> [Exercise description]: Report the number of lines in the entries below that include the word "பரசன", and nothing else.

> [Data lines]:
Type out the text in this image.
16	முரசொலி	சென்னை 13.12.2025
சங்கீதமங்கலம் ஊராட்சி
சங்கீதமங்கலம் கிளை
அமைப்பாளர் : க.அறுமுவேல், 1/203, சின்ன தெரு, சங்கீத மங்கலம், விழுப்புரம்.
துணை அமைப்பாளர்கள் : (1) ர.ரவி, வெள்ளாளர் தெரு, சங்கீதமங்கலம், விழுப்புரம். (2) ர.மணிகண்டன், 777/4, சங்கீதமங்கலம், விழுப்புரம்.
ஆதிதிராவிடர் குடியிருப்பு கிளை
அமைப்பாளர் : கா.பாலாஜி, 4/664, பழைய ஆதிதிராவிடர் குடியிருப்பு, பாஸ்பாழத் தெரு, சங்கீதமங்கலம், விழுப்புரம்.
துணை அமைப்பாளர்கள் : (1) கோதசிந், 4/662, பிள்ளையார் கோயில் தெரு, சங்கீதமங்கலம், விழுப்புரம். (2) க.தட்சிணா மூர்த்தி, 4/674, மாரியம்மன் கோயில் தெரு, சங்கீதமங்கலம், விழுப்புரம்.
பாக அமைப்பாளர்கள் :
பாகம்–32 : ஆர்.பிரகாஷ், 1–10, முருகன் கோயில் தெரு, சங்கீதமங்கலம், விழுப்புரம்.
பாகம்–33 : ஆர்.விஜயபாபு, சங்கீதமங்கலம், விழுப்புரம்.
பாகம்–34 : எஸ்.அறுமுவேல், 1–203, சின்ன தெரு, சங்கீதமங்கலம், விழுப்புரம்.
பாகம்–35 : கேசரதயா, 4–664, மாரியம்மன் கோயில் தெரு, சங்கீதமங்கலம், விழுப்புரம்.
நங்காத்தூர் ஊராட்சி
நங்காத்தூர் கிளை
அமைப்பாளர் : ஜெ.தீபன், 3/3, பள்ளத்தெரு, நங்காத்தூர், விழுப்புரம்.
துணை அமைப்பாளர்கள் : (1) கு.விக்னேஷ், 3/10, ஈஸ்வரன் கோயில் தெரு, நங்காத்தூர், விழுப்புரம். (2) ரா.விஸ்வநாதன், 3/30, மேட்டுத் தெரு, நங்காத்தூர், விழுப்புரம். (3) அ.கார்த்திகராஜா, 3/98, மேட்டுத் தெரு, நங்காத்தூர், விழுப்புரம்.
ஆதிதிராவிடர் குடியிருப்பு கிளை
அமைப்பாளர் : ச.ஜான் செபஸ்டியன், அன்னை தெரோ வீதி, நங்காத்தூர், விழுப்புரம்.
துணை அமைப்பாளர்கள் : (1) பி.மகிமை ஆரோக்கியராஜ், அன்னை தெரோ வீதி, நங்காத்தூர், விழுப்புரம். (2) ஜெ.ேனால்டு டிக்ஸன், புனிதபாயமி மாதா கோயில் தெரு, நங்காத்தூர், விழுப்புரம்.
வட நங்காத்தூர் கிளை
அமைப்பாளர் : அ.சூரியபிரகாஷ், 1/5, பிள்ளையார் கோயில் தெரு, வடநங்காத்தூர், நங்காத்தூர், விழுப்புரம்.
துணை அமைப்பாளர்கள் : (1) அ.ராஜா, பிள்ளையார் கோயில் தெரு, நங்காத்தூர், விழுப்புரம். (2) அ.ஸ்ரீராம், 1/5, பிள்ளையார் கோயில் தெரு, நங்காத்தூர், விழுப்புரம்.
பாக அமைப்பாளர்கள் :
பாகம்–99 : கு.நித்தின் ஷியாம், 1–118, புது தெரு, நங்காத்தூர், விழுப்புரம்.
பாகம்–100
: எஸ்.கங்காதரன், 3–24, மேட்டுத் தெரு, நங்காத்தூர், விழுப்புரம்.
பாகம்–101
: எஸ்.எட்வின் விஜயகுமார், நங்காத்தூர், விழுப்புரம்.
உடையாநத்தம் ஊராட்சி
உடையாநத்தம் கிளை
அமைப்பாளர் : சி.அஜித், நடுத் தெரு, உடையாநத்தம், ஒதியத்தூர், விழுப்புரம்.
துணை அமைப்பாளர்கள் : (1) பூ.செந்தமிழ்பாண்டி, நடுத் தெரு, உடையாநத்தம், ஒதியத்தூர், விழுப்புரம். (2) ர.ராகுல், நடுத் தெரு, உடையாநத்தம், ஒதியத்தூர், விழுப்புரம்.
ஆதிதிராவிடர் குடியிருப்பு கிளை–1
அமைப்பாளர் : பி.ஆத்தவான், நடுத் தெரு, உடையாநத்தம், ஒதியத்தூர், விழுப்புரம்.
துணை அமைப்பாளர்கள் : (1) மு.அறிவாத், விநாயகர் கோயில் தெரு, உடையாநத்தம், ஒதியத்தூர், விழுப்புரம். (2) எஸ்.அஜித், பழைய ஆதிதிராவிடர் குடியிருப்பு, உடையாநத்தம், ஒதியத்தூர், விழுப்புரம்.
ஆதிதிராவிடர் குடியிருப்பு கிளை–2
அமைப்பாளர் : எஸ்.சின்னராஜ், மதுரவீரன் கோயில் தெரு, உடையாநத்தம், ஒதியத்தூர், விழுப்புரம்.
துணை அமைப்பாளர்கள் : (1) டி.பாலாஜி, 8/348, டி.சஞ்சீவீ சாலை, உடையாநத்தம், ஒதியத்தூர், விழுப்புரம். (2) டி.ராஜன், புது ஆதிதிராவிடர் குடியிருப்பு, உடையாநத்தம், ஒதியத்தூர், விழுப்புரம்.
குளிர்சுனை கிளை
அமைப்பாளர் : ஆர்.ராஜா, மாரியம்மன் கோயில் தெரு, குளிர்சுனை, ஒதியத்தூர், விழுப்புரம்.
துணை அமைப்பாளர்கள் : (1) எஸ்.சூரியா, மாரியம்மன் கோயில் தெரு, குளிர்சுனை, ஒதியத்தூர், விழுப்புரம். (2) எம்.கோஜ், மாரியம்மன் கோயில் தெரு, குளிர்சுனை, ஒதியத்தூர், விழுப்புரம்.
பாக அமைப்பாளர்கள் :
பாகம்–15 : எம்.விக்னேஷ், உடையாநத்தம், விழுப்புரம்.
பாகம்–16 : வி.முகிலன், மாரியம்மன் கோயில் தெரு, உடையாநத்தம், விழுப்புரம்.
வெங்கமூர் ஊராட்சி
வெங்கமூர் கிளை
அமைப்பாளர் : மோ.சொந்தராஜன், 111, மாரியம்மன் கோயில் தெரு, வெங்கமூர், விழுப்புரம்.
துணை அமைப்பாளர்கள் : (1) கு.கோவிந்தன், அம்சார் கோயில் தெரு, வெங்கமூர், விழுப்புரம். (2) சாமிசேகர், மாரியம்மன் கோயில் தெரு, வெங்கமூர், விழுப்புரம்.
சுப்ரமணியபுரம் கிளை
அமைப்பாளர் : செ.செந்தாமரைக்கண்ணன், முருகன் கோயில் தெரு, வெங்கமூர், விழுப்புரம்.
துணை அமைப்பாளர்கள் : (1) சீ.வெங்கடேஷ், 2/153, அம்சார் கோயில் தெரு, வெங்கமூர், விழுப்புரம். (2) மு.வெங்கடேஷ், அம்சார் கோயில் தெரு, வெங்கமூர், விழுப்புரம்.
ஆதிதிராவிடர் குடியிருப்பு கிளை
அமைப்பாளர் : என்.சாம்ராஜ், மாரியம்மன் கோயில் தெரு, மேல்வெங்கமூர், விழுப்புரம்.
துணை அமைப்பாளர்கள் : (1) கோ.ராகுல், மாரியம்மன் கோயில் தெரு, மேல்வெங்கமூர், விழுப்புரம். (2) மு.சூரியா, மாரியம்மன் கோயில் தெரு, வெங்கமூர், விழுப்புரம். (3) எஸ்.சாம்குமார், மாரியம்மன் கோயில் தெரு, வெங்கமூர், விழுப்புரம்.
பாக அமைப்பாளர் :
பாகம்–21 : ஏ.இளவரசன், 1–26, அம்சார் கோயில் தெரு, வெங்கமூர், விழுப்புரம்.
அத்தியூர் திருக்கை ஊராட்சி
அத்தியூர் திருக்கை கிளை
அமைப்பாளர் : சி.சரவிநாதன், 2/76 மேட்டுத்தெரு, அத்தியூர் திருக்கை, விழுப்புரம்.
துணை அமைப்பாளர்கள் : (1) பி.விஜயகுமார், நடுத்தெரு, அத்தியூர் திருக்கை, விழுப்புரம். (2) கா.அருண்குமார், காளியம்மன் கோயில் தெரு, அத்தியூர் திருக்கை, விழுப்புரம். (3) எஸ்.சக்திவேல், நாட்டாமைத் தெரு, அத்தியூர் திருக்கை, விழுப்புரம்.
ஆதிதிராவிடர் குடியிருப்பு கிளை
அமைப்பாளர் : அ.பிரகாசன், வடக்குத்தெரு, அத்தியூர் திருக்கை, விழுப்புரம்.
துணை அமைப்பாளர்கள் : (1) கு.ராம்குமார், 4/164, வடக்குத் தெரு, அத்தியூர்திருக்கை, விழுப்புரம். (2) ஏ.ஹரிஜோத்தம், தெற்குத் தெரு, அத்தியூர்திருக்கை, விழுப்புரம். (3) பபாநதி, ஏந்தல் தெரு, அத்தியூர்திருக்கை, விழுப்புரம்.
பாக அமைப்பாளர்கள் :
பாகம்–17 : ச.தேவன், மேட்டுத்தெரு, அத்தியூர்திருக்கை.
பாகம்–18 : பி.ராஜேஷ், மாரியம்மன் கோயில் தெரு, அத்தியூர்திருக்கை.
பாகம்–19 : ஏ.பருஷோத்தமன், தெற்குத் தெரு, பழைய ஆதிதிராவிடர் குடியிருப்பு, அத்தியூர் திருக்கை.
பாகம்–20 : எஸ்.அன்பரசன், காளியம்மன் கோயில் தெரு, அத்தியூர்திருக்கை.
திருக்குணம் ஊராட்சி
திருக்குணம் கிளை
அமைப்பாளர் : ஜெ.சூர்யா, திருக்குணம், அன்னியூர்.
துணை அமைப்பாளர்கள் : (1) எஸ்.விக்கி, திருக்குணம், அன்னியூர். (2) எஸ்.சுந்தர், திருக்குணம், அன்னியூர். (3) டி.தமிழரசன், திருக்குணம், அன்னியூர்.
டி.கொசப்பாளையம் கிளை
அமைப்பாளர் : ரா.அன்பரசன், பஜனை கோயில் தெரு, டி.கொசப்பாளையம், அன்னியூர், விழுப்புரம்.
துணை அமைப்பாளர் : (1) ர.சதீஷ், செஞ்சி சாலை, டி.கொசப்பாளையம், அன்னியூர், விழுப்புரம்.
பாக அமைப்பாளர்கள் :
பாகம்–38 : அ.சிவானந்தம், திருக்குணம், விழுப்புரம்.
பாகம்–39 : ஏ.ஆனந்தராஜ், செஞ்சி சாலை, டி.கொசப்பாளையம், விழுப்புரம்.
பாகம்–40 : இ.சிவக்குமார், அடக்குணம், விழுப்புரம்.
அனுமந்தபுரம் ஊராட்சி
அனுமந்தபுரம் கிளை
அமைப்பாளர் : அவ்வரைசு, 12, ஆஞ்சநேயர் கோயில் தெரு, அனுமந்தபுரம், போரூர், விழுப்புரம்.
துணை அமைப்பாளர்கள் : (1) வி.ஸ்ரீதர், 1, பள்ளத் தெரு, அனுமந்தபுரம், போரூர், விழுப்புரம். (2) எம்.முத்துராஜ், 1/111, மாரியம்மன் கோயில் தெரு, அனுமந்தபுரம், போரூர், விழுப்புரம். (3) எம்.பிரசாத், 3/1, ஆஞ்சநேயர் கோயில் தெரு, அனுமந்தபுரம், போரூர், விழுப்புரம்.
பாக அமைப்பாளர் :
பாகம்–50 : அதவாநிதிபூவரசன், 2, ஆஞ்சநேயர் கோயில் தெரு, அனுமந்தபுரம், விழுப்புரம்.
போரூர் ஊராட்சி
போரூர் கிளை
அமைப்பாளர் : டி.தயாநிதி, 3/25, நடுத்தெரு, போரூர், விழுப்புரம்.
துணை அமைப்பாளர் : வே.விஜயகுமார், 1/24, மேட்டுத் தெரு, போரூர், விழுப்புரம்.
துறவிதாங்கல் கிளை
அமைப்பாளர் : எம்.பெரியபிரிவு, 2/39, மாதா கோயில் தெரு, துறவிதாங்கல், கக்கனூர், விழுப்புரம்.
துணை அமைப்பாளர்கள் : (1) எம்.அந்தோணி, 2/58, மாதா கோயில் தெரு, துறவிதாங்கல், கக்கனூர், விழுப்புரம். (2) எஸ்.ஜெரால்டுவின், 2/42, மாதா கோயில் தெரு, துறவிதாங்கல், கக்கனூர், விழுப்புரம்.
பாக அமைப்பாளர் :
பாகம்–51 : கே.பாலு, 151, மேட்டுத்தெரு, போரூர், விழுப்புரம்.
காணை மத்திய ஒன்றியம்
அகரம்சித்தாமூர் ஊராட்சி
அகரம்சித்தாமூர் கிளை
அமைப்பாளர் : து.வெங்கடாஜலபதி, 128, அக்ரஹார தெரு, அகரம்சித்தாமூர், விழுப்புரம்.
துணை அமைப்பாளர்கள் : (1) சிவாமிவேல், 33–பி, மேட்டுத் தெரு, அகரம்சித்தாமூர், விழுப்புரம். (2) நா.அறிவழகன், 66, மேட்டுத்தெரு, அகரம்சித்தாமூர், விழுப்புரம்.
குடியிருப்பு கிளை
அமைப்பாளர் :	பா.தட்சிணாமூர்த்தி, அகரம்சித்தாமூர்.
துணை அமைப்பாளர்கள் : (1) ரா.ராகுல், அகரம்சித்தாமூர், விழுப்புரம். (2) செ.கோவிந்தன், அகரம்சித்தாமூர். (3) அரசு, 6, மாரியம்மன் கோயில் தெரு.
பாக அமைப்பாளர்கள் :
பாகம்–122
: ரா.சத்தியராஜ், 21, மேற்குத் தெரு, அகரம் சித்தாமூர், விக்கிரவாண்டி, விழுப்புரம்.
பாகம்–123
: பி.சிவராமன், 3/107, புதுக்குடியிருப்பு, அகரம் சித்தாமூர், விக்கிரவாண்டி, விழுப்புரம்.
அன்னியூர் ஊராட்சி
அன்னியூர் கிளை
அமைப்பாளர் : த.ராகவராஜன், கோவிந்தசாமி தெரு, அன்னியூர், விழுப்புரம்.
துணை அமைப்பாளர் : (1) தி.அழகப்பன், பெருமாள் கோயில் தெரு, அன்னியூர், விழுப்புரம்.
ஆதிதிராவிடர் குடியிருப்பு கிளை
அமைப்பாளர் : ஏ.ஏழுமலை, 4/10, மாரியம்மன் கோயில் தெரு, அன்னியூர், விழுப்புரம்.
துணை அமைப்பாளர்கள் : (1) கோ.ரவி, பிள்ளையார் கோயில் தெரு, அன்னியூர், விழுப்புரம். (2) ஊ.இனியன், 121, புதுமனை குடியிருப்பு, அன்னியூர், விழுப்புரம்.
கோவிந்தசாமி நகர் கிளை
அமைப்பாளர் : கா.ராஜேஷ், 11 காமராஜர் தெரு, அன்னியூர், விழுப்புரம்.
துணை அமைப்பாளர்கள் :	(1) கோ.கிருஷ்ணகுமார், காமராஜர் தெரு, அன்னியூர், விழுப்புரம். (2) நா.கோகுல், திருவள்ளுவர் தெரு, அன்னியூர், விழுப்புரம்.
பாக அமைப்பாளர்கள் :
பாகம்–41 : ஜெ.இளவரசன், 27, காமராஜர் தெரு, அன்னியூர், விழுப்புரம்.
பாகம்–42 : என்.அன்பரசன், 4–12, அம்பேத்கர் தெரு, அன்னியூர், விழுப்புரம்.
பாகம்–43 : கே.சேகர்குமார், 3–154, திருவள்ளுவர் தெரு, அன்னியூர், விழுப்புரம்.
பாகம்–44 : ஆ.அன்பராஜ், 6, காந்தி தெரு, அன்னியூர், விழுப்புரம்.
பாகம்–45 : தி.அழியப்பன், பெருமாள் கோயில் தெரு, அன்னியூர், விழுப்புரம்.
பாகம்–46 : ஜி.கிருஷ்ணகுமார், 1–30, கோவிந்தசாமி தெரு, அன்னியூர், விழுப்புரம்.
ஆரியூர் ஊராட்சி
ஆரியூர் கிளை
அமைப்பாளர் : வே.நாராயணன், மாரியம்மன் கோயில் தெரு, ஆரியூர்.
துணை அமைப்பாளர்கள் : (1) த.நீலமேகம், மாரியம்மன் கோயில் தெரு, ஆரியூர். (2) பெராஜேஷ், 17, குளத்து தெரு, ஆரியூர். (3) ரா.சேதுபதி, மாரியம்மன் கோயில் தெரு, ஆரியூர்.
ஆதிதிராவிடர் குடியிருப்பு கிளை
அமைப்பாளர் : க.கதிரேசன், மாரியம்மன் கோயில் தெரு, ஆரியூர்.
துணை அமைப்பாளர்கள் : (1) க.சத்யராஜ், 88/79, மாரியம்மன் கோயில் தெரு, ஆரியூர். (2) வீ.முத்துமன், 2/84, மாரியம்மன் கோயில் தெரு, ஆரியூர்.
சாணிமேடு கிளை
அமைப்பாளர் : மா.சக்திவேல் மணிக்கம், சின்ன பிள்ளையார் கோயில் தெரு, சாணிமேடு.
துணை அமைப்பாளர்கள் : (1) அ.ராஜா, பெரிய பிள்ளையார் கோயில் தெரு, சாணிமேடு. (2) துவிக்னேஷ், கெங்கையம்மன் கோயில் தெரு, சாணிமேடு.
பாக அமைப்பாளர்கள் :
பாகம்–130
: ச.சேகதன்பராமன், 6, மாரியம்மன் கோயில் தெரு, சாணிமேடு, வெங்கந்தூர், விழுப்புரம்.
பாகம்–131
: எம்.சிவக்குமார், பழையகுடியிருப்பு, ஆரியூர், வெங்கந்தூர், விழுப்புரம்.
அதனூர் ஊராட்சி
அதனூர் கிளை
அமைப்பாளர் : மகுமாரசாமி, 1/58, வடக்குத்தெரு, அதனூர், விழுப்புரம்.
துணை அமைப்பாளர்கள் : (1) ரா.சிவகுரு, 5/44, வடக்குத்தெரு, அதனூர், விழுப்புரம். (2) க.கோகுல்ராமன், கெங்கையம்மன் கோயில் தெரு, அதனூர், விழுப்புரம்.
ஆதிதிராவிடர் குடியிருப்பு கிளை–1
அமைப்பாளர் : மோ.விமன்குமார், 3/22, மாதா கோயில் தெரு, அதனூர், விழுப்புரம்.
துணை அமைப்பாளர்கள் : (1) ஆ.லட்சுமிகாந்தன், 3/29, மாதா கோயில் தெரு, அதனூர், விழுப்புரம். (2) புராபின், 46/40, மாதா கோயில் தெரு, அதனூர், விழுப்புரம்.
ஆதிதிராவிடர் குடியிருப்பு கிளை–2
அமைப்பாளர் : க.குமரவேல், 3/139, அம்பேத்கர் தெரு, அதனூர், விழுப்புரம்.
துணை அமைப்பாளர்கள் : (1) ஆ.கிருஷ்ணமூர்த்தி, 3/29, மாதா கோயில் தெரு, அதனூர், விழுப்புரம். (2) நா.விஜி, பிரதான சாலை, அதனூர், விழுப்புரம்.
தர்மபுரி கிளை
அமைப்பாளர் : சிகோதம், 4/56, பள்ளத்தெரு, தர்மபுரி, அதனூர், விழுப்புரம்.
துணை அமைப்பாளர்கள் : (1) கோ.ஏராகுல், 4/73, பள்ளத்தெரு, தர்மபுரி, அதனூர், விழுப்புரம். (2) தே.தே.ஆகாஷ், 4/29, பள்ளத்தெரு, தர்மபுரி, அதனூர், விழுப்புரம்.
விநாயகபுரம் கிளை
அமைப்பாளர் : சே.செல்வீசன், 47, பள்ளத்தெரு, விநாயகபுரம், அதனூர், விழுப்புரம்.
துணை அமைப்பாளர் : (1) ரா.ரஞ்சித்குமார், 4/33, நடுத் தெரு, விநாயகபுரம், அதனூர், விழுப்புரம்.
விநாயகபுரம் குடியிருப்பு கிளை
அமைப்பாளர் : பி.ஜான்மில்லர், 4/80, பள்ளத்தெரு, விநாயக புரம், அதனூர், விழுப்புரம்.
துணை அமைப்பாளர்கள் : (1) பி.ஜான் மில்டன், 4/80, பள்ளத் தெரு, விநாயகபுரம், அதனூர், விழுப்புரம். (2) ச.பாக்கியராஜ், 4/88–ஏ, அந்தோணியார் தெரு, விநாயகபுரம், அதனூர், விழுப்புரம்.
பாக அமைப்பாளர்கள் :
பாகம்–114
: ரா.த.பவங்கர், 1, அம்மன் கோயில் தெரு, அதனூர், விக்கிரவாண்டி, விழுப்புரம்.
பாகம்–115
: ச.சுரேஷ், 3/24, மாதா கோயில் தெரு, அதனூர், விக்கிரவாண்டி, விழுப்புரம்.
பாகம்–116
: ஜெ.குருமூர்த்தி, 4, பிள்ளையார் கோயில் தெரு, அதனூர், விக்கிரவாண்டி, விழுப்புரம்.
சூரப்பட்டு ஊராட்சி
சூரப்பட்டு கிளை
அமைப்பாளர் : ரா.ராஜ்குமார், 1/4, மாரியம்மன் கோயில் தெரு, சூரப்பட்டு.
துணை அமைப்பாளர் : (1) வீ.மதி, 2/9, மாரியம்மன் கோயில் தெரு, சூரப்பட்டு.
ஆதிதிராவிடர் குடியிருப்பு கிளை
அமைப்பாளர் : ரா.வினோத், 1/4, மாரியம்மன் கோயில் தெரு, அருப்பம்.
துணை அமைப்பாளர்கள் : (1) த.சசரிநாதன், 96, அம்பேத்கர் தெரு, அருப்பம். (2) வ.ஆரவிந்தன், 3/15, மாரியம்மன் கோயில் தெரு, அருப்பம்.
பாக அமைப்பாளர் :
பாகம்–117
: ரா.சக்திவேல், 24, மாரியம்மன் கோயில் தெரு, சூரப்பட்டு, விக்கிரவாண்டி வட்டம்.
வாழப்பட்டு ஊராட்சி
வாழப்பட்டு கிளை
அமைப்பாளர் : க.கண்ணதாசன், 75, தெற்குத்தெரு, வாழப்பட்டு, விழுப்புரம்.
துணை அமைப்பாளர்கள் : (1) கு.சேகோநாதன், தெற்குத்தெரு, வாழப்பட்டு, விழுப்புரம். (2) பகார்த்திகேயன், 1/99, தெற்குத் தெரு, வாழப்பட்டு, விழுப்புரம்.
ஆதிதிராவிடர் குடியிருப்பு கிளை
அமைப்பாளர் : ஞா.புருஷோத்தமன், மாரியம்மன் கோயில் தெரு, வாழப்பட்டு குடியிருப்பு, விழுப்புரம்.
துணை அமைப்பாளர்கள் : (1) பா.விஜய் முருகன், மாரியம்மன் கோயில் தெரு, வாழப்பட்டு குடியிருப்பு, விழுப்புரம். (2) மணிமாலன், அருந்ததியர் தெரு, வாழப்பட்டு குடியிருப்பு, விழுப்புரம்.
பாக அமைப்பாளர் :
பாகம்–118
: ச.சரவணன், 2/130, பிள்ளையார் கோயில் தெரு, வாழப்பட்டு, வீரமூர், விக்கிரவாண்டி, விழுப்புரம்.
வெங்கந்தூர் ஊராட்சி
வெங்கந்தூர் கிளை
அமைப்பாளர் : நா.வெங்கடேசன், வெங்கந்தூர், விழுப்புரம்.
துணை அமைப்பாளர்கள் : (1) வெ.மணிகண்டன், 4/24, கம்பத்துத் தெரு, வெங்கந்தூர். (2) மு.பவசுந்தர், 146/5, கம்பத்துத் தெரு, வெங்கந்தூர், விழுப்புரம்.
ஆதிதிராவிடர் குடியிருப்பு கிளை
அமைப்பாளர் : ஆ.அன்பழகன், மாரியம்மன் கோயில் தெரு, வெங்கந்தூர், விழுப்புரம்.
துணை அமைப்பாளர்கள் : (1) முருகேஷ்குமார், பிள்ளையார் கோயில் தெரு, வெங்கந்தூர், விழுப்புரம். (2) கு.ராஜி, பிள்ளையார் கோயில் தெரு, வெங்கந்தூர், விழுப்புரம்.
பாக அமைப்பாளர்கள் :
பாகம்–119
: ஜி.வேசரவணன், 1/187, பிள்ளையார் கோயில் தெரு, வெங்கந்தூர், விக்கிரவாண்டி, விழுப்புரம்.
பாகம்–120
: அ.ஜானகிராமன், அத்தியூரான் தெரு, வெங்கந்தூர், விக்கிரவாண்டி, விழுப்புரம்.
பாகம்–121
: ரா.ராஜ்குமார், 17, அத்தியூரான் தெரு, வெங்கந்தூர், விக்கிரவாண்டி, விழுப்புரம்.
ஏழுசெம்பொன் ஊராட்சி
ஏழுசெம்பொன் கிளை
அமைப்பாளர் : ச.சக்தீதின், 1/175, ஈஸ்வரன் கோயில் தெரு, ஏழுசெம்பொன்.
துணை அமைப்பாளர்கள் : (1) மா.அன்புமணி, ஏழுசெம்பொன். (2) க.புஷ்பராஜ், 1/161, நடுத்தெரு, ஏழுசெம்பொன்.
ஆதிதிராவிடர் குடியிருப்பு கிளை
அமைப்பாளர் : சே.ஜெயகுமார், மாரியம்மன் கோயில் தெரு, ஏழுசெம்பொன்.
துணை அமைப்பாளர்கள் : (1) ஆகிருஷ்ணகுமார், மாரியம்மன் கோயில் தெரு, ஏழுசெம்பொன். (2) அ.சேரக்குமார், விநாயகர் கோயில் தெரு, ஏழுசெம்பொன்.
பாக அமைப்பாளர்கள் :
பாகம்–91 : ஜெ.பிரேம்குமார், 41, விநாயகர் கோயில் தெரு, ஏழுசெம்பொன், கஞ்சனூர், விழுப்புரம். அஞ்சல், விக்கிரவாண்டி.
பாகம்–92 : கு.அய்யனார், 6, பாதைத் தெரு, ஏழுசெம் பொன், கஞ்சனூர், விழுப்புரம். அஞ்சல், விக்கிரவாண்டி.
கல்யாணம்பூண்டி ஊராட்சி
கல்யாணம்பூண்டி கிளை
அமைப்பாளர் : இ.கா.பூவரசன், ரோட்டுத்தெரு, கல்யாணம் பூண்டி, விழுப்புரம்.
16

> [Task result]: 3